**INPUT MATERIAL**.

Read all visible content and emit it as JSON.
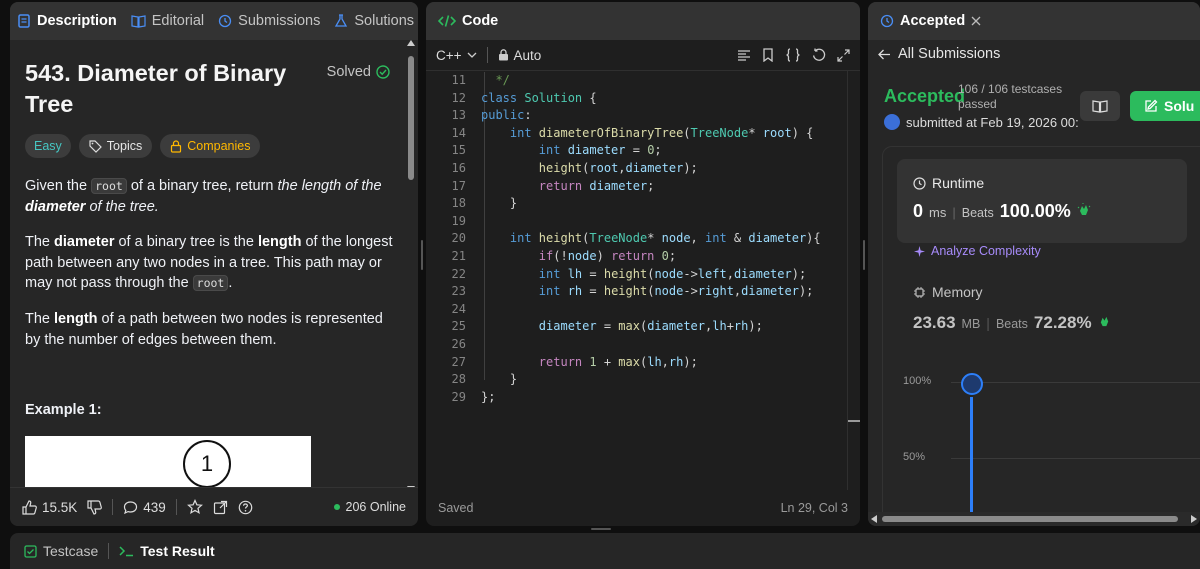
{
  "left": {
    "tabs": [
      {
        "label": "Description",
        "icon": "description-icon"
      },
      {
        "label": "Editorial",
        "icon": "book-open-icon"
      },
      {
        "label": "Submissions",
        "icon": "history-icon"
      },
      {
        "label": "Solutions",
        "icon": "flask-icon"
      }
    ],
    "title": "543. Diameter of Binary Tree",
    "solved_label": "Solved",
    "difficulty": "Easy",
    "topics_label": "Topics",
    "companies_label": "Companies",
    "para1": {
      "a": "Given the ",
      "code": "root",
      "b": " of a binary tree, return ",
      "em": "the length of the ",
      "emb": "diameter",
      "em2": " of the tree."
    },
    "para2": {
      "a": "The ",
      "b1": "diameter",
      "c": " of a binary tree is the ",
      "b2": "length",
      "d": " of the longest path between any two nodes in a tree. This path may or may not pass through the ",
      "code": "root",
      "e": "."
    },
    "para3": {
      "a": "The ",
      "b1": "length",
      "c": " of a path between two nodes is represented by the number of edges between them."
    },
    "example_label": "Example 1:",
    "example_node": "1",
    "footer": {
      "likes": "15.5K",
      "comments": "439",
      "online": "206 Online"
    }
  },
  "code": {
    "tab_label": "Code",
    "language": "C++",
    "auto_label": "Auto",
    "status_left": "Saved",
    "status_right": "Ln 29, Col 3",
    "lines": [
      {
        "n": "11",
        "tokens": [
          {
            "t": "  */",
            "c": "cm"
          }
        ]
      },
      {
        "n": "12",
        "tokens": [
          {
            "t": "class ",
            "c": "kw"
          },
          {
            "t": "Solution ",
            "c": "ty"
          },
          {
            "t": "{",
            "c": ""
          }
        ]
      },
      {
        "n": "13",
        "tokens": [
          {
            "t": "public",
            "c": "kw"
          },
          {
            "t": ":",
            "c": ""
          }
        ]
      },
      {
        "n": "14",
        "tokens": [
          {
            "t": "    int ",
            "c": "kw"
          },
          {
            "t": "diameterOfBinaryTree",
            "c": "fn"
          },
          {
            "t": "(",
            "c": ""
          },
          {
            "t": "TreeNode",
            "c": "ty"
          },
          {
            "t": "* ",
            "c": ""
          },
          {
            "t": "root",
            "c": "var"
          },
          {
            "t": ") {",
            "c": ""
          }
        ]
      },
      {
        "n": "15",
        "tokens": [
          {
            "t": "        int ",
            "c": "kw"
          },
          {
            "t": "diameter",
            "c": "var"
          },
          {
            "t": " = ",
            "c": ""
          },
          {
            "t": "0",
            "c": "num"
          },
          {
            "t": ";",
            "c": ""
          }
        ]
      },
      {
        "n": "16",
        "tokens": [
          {
            "t": "        height",
            "c": "fn"
          },
          {
            "t": "(",
            "c": ""
          },
          {
            "t": "root",
            "c": "var"
          },
          {
            "t": ",",
            "c": ""
          },
          {
            "t": "diameter",
            "c": "var"
          },
          {
            "t": ");",
            "c": ""
          }
        ]
      },
      {
        "n": "17",
        "tokens": [
          {
            "t": "        return ",
            "c": "ctl"
          },
          {
            "t": "diameter",
            "c": "var"
          },
          {
            "t": ";",
            "c": ""
          }
        ]
      },
      {
        "n": "18",
        "tokens": [
          {
            "t": "    }",
            "c": ""
          }
        ]
      },
      {
        "n": "19",
        "tokens": []
      },
      {
        "n": "20",
        "tokens": [
          {
            "t": "    int ",
            "c": "kw"
          },
          {
            "t": "height",
            "c": "fn"
          },
          {
            "t": "(",
            "c": ""
          },
          {
            "t": "TreeNode",
            "c": "ty"
          },
          {
            "t": "* ",
            "c": ""
          },
          {
            "t": "node",
            "c": "var"
          },
          {
            "t": ", ",
            "c": ""
          },
          {
            "t": "int",
            "c": "kw"
          },
          {
            "t": " & ",
            "c": ""
          },
          {
            "t": "diameter",
            "c": "var"
          },
          {
            "t": "){",
            "c": ""
          }
        ]
      },
      {
        "n": "21",
        "tokens": [
          {
            "t": "        if",
            "c": "ctl"
          },
          {
            "t": "(!",
            "c": ""
          },
          {
            "t": "node",
            "c": "var"
          },
          {
            "t": ") ",
            "c": ""
          },
          {
            "t": "return ",
            "c": "ctl"
          },
          {
            "t": "0",
            "c": "num"
          },
          {
            "t": ";",
            "c": ""
          }
        ]
      },
      {
        "n": "22",
        "tokens": [
          {
            "t": "        int ",
            "c": "kw"
          },
          {
            "t": "lh",
            "c": "var"
          },
          {
            "t": " = ",
            "c": ""
          },
          {
            "t": "height",
            "c": "fn"
          },
          {
            "t": "(",
            "c": ""
          },
          {
            "t": "node",
            "c": "var"
          },
          {
            "t": "->",
            "c": ""
          },
          {
            "t": "left",
            "c": "var"
          },
          {
            "t": ",",
            "c": ""
          },
          {
            "t": "diameter",
            "c": "var"
          },
          {
            "t": ");",
            "c": ""
          }
        ]
      },
      {
        "n": "23",
        "tokens": [
          {
            "t": "        int ",
            "c": "kw"
          },
          {
            "t": "rh",
            "c": "var"
          },
          {
            "t": " = ",
            "c": ""
          },
          {
            "t": "height",
            "c": "fn"
          },
          {
            "t": "(",
            "c": ""
          },
          {
            "t": "node",
            "c": "var"
          },
          {
            "t": "->",
            "c": ""
          },
          {
            "t": "right",
            "c": "var"
          },
          {
            "t": ",",
            "c": ""
          },
          {
            "t": "diameter",
            "c": "var"
          },
          {
            "t": ");",
            "c": ""
          }
        ]
      },
      {
        "n": "24",
        "tokens": []
      },
      {
        "n": "25",
        "tokens": [
          {
            "t": "        diameter",
            "c": "var"
          },
          {
            "t": " = ",
            "c": ""
          },
          {
            "t": "max",
            "c": "fn"
          },
          {
            "t": "(",
            "c": ""
          },
          {
            "t": "diameter",
            "c": "var"
          },
          {
            "t": ",",
            "c": ""
          },
          {
            "t": "lh",
            "c": "var"
          },
          {
            "t": "+",
            "c": ""
          },
          {
            "t": "rh",
            "c": "var"
          },
          {
            "t": ");",
            "c": ""
          }
        ]
      },
      {
        "n": "26",
        "tokens": []
      },
      {
        "n": "27",
        "tokens": [
          {
            "t": "        return ",
            "c": "ctl"
          },
          {
            "t": "1",
            "c": "num"
          },
          {
            "t": " + ",
            "c": ""
          },
          {
            "t": "max",
            "c": "fn"
          },
          {
            "t": "(",
            "c": ""
          },
          {
            "t": "lh",
            "c": "var"
          },
          {
            "t": ",",
            "c": ""
          },
          {
            "t": "rh",
            "c": "var"
          },
          {
            "t": ");",
            "c": ""
          }
        ]
      },
      {
        "n": "28",
        "tokens": [
          {
            "t": "    }",
            "c": ""
          }
        ]
      },
      {
        "n": "29",
        "tokens": [
          {
            "t": "};",
            "c": ""
          }
        ]
      }
    ]
  },
  "right": {
    "tab_label": "Accepted",
    "back_label": "All Submissions",
    "status": "Accepted",
    "testcases": "106 / 106 testcases",
    "passed": "passed",
    "submitted": "submitted at Feb 19, 2026 00:",
    "solution_btn": "Solu",
    "runtime_label": "Runtime",
    "runtime_value": "0",
    "runtime_unit": "ms",
    "beats_label": "Beats",
    "runtime_pct": "100.00%",
    "analyze_label": "Analyze Complexity",
    "memory_label": "Memory",
    "memory_value": "23.63",
    "memory_unit": "MB",
    "memory_pct": "72.28%",
    "chart_ticks": [
      "100%",
      "50%"
    ]
  },
  "bottom": {
    "testcase_label": "Testcase",
    "result_label": "Test Result"
  },
  "colors": {
    "accent_green": "#2cbb5d",
    "easy": "#46c6c2",
    "companies": "#ffb800",
    "link_blue": "#2d7ff9"
  }
}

**WORK INSTRUCTIONS**. Tally the lines above containing "Submissions". Answer with the count only.

**WRITTEN RESPONSE**. 2